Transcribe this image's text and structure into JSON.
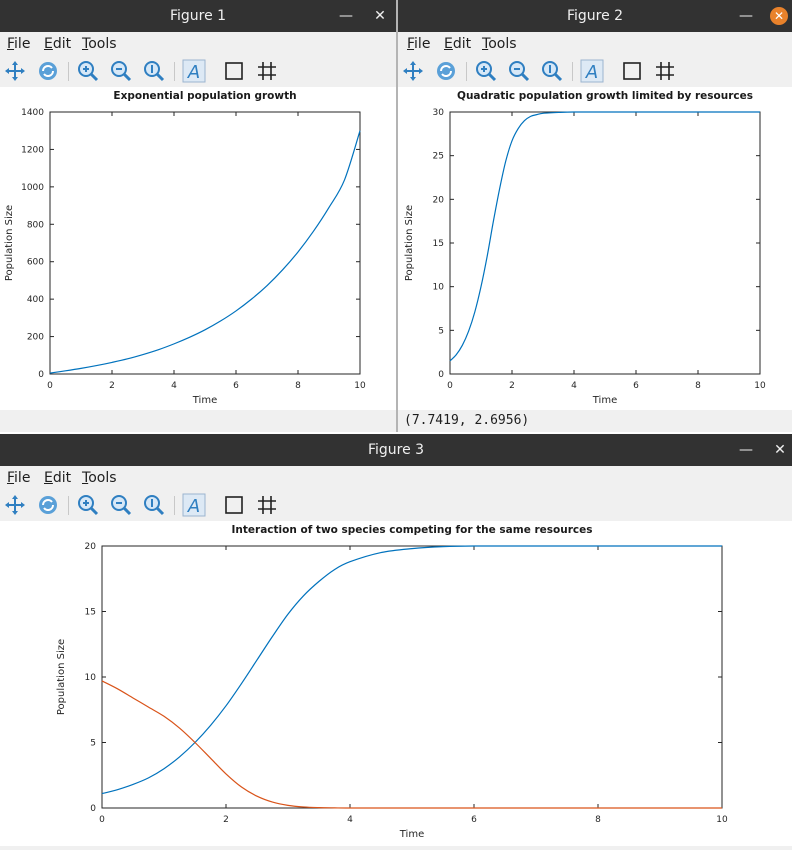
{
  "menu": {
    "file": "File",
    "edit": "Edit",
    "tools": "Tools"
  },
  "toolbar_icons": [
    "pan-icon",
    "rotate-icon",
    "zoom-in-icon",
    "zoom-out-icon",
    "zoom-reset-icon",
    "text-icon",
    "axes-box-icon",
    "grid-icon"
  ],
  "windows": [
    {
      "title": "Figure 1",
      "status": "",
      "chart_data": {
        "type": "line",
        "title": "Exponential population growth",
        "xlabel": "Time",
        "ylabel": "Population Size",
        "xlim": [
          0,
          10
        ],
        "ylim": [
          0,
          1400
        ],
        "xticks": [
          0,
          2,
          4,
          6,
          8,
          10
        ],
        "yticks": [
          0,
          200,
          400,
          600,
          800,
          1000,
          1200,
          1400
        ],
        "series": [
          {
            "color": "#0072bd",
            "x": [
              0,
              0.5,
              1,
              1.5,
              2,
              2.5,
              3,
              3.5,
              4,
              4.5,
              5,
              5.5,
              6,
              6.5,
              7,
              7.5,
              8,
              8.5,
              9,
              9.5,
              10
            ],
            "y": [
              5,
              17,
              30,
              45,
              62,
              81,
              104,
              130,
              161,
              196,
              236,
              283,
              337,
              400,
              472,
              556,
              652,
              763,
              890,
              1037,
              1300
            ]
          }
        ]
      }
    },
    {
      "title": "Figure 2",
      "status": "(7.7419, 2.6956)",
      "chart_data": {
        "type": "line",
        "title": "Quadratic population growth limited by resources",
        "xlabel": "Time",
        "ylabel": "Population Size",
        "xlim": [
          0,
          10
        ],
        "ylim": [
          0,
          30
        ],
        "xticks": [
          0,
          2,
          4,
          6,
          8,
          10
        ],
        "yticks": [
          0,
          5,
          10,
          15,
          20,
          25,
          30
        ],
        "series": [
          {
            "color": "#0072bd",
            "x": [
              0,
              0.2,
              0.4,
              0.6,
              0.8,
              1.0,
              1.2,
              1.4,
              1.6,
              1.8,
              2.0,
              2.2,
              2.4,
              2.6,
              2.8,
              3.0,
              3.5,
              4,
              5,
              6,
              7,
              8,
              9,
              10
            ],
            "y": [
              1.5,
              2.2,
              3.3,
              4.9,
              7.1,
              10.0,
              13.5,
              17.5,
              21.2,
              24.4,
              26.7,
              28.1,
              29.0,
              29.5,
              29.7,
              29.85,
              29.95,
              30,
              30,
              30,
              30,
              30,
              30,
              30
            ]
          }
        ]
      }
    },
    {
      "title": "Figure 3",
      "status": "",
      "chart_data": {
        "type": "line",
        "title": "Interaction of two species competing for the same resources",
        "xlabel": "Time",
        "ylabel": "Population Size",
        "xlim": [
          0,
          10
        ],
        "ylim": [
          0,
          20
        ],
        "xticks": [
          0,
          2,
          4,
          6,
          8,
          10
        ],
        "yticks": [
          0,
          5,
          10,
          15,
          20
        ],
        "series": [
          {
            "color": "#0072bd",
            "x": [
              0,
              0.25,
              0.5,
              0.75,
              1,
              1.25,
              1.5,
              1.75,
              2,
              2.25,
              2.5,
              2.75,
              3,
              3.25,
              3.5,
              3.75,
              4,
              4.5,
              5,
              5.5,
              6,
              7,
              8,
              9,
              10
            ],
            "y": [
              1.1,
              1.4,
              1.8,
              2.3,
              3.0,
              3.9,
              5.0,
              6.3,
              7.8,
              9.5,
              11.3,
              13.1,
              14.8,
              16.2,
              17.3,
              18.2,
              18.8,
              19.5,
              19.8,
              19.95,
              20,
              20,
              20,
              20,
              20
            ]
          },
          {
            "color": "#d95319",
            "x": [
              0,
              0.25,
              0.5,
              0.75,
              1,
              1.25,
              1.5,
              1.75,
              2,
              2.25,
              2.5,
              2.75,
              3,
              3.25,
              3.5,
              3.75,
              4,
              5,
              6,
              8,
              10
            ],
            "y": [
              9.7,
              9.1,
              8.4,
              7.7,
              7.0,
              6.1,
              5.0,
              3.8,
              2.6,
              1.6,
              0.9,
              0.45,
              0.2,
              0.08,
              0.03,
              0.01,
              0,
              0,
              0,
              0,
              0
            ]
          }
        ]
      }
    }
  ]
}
= = = = =
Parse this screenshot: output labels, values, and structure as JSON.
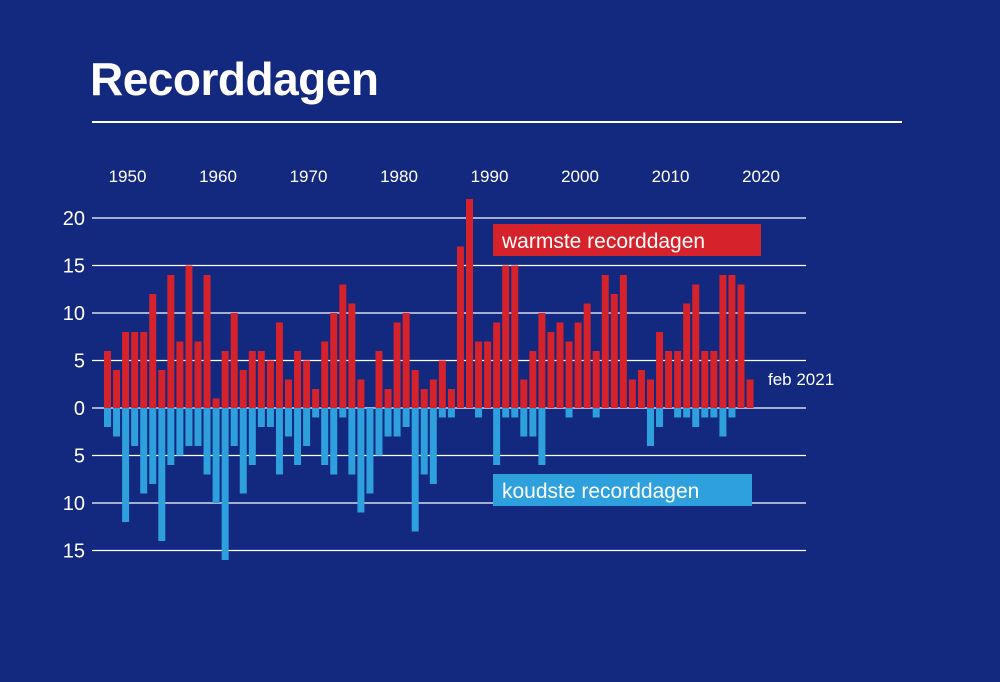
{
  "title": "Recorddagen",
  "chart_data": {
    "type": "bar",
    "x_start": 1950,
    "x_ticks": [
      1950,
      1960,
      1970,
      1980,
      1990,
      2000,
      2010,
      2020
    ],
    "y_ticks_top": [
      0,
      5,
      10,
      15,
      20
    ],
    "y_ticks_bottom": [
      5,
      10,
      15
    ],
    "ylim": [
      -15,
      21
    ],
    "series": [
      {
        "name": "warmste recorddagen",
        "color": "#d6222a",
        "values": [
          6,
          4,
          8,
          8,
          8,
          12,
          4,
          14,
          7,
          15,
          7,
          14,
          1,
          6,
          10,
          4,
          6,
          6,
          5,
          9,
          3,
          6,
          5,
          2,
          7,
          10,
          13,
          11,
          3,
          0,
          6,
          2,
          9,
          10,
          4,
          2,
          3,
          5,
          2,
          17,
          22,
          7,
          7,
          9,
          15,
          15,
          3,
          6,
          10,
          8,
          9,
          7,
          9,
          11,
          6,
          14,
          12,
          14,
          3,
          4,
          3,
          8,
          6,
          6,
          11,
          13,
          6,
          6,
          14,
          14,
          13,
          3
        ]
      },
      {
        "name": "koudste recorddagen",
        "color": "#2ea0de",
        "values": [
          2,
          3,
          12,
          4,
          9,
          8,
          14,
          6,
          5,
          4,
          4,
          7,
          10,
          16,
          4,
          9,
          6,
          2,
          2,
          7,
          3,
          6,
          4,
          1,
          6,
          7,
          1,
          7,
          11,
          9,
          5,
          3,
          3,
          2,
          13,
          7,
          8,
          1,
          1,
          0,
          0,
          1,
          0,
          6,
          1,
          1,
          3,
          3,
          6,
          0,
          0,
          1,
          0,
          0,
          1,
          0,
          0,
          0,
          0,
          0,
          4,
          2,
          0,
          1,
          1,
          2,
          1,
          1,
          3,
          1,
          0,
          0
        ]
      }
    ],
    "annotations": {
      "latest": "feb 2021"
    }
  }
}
= = = = =
GIVEN EXERCISE —
Lines that hold the word "resources" are the ones to return, every one of them.

FULL OUTPUT —
        "title": "Quadratic population growth limited by resources",
        "title": "Interaction of two species competing for the same resources",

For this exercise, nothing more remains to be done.